Direction: All of the lines below are to be transcribed faithfully, with pictures excluded from the copy.
'''
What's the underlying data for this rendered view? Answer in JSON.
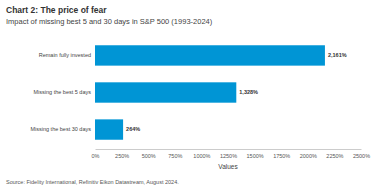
{
  "chart_data": {
    "type": "bar",
    "orientation": "horizontal",
    "title": "Chart 2: The price of fear",
    "subtitle": "Impact of missing best 5 and 30 days in S&P 500 (1993-2024)",
    "categories": [
      "Remain fully invested",
      "Missing the best 5 days",
      "Missing the best 30 days"
    ],
    "values": [
      2161,
      1328,
      264
    ],
    "value_labels": [
      "2,161%",
      "1,328%",
      "264%"
    ],
    "data_labels": true,
    "color": "#0095d5",
    "xlabel": "Values",
    "xlim": [
      0,
      2500
    ],
    "xticks": [
      {
        "value": 0,
        "label": "0%"
      },
      {
        "value": 250,
        "label": "250%"
      },
      {
        "value": 500,
        "label": "500%"
      },
      {
        "value": 750,
        "label": "750%"
      },
      {
        "value": 1000,
        "label": "1000%"
      },
      {
        "value": 1250,
        "label": "1250%"
      },
      {
        "value": 1500,
        "label": "1500%"
      },
      {
        "value": 1750,
        "label": "1750%"
      },
      {
        "value": 2000,
        "label": "2000%"
      },
      {
        "value": 2250,
        "label": "2250%"
      },
      {
        "value": 2500,
        "label": "2500%"
      }
    ],
    "grid": false,
    "source": "Source: Fidelity International, Refinitiv Eikon Datastream, August 2024."
  }
}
'''
Output for this task:
What's the underlying data for this rendered view? Answer in JSON.
{
  "chart_data": {
    "type": "bar",
    "orientation": "horizontal",
    "title": "Chart 2: The price of fear",
    "subtitle": "Impact of missing best 5 and 30 days in S&P 500 (1993-2024)",
    "categories": [
      "Remain fully invested",
      "Missing the best 5 days",
      "Missing the best 30 days"
    ],
    "values": [
      2161,
      1328,
      264
    ],
    "value_labels": [
      "2,161%",
      "1,328%",
      "264%"
    ],
    "data_labels": true,
    "color": "#0095d5",
    "xlabel": "Values",
    "xlim": [
      0,
      2500
    ],
    "xticks": [
      {
        "value": 0,
        "label": "0%"
      },
      {
        "value": 250,
        "label": "250%"
      },
      {
        "value": 500,
        "label": "500%"
      },
      {
        "value": 750,
        "label": "750%"
      },
      {
        "value": 1000,
        "label": "1000%"
      },
      {
        "value": 1250,
        "label": "1250%"
      },
      {
        "value": 1500,
        "label": "1500%"
      },
      {
        "value": 1750,
        "label": "1750%"
      },
      {
        "value": 2000,
        "label": "2000%"
      },
      {
        "value": 2250,
        "label": "2250%"
      },
      {
        "value": 2500,
        "label": "2500%"
      }
    ],
    "grid": false,
    "source": "Source: Fidelity International, Refinitiv Eikon Datastream, August 2024."
  }
}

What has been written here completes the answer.